Given instruction:
Locate all lines in the data below that hold "JSON" and show them.

Items:
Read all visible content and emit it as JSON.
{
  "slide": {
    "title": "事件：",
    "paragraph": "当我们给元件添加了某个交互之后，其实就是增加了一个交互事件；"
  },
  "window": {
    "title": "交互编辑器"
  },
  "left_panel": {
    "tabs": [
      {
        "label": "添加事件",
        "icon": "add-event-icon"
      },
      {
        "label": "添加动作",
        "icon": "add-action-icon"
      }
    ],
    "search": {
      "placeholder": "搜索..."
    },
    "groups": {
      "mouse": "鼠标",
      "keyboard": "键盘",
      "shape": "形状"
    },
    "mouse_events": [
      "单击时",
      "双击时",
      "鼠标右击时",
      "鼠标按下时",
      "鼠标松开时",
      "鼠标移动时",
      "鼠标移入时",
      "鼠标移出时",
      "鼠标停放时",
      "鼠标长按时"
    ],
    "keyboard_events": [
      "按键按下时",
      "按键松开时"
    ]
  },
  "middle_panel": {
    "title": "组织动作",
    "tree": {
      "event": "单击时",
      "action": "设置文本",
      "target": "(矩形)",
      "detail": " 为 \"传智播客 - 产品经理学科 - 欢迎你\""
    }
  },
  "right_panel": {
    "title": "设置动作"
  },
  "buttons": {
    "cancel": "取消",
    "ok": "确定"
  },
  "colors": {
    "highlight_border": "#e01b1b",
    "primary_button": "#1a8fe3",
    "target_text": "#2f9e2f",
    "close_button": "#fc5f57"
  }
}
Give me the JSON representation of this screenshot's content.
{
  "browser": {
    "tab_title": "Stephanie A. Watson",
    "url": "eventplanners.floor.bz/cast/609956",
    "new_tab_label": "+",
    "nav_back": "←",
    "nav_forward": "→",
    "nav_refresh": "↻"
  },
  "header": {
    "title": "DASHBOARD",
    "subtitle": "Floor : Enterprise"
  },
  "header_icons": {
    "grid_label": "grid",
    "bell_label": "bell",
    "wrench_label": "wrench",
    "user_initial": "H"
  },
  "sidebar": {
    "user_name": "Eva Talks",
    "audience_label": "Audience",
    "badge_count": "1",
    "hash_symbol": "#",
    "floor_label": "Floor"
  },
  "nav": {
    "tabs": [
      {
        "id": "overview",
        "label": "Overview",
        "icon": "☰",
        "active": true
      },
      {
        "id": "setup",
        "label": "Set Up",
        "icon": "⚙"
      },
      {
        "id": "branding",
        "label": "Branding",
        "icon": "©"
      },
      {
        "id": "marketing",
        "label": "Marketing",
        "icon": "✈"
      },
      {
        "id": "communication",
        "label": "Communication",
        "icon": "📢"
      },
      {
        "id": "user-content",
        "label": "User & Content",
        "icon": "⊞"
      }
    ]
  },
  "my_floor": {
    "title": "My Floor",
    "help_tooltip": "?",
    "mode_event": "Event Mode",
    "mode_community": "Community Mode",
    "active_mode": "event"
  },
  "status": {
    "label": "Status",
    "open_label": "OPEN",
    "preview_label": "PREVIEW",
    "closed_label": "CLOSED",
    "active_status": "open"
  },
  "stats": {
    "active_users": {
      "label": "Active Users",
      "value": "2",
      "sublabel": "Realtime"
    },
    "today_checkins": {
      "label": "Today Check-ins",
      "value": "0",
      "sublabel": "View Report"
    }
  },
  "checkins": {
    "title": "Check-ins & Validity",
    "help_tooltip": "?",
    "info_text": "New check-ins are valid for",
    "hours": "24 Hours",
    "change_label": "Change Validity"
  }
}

Solved exercise:
Read all visible content and emit it as JSON.
Give me the JSON representation of this screenshot's content.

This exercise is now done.